**DATA EXCERPTS**:
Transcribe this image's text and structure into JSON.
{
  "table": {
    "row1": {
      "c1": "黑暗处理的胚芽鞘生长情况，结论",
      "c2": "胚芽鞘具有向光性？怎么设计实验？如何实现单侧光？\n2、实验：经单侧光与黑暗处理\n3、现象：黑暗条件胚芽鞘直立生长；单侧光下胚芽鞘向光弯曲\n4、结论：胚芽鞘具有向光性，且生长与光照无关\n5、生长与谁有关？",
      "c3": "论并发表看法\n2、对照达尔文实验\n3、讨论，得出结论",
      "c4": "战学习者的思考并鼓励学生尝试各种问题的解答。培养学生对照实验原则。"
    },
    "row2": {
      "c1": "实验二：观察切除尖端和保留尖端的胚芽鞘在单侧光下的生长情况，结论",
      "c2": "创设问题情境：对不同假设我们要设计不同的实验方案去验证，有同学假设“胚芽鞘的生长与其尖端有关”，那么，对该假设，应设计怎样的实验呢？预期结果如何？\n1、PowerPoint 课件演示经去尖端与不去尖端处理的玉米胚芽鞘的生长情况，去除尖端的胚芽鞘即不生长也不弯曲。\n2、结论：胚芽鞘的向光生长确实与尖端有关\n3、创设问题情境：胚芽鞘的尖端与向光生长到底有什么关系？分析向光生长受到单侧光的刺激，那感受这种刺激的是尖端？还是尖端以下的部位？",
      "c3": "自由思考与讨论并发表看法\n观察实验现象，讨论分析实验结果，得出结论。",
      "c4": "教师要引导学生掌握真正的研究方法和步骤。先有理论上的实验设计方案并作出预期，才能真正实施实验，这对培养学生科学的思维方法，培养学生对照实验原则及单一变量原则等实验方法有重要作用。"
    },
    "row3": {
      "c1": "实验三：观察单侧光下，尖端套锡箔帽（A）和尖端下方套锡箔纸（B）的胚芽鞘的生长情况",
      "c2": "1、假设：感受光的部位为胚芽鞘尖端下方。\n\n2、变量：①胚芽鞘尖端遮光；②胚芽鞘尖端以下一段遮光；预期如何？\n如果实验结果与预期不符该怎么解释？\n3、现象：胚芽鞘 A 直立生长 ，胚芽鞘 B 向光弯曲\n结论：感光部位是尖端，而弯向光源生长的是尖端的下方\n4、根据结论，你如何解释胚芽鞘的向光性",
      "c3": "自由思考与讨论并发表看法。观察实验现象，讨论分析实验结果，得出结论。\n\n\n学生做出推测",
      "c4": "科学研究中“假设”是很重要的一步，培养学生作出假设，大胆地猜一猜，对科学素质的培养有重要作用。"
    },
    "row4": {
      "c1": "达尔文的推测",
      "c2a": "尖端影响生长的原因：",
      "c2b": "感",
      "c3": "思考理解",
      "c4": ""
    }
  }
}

* * *

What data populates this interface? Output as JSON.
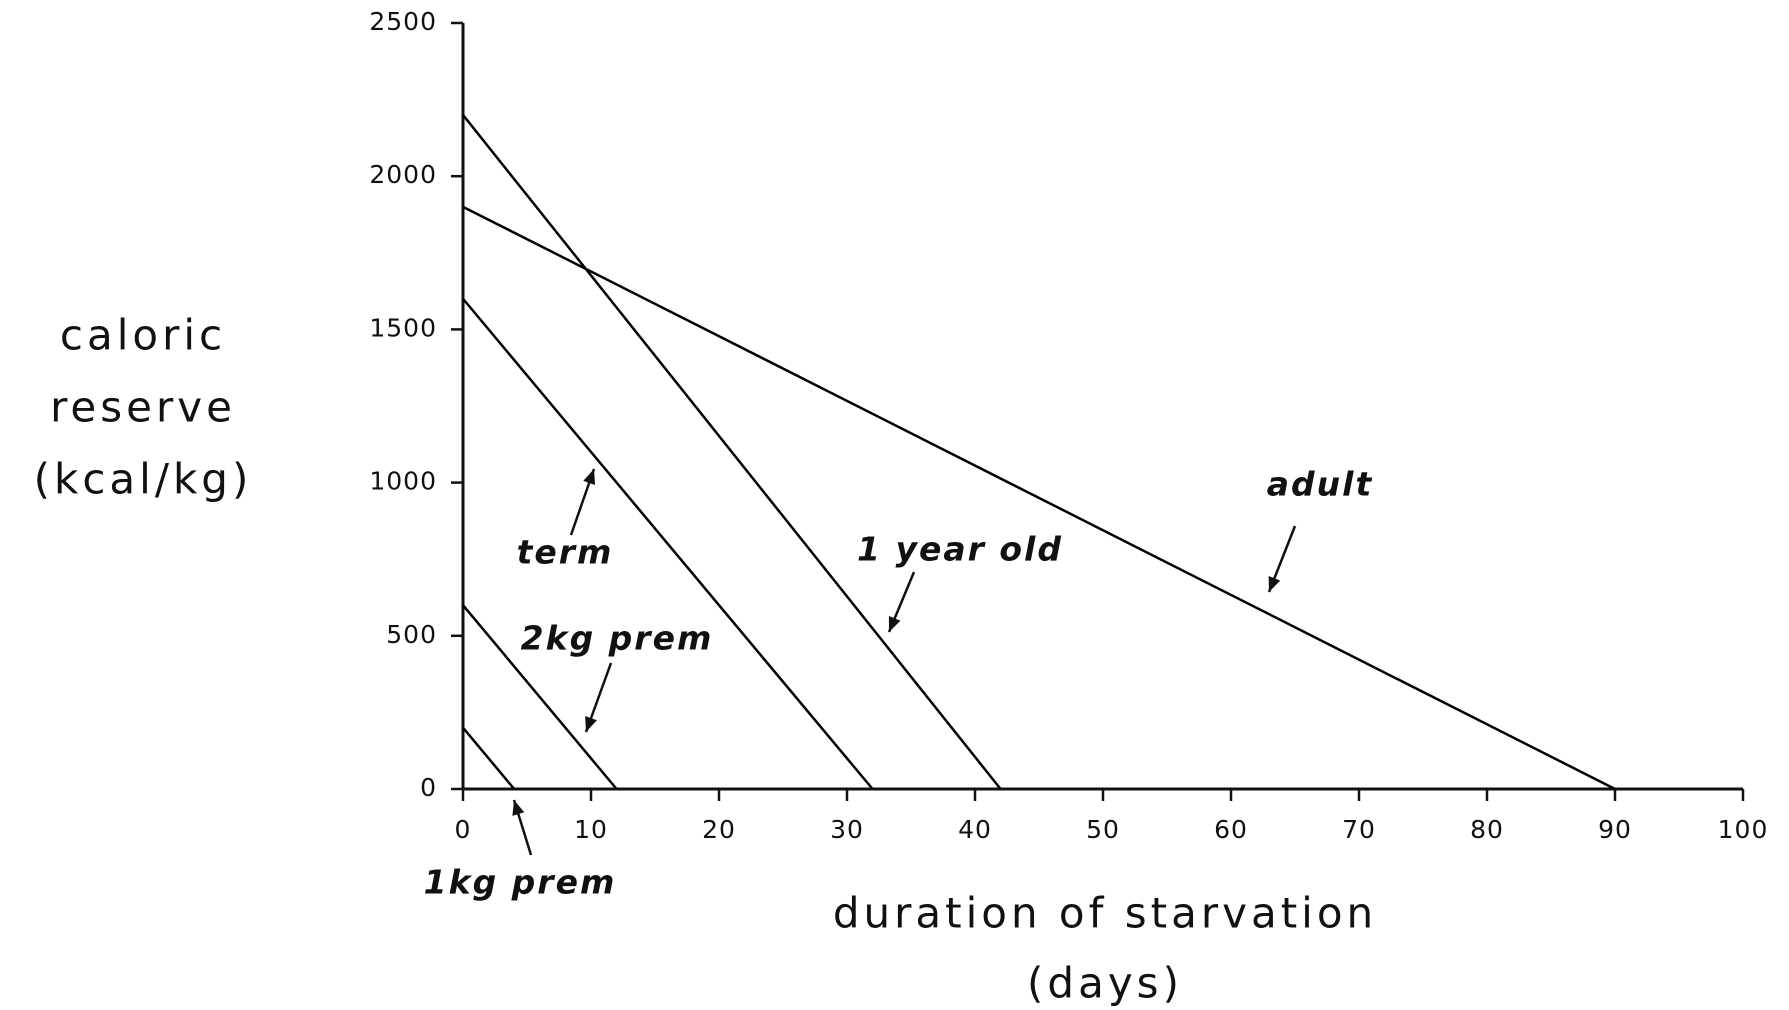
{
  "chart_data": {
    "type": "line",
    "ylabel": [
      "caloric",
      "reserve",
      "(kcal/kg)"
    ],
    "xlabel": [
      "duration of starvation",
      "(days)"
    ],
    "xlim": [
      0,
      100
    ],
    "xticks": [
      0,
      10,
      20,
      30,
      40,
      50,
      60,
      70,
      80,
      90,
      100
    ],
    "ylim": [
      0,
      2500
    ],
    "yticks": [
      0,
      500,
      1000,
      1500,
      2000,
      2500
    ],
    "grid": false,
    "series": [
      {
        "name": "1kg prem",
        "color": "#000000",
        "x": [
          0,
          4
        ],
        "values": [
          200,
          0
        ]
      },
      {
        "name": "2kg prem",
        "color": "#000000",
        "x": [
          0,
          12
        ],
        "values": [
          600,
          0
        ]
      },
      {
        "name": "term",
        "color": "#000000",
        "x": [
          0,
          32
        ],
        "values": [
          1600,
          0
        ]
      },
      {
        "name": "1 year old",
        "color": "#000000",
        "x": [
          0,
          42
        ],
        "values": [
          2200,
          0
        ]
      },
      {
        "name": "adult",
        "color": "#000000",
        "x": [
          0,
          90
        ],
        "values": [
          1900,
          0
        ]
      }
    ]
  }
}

**TASK REQUIREMENTS**:
Find every line above that contains the word "name", and return each one.

**ANSWER BELOW**:
        "name": "1kg prem",
        "name": "2kg prem",
        "name": "term",
        "name": "1 year old",
        "name": "adult",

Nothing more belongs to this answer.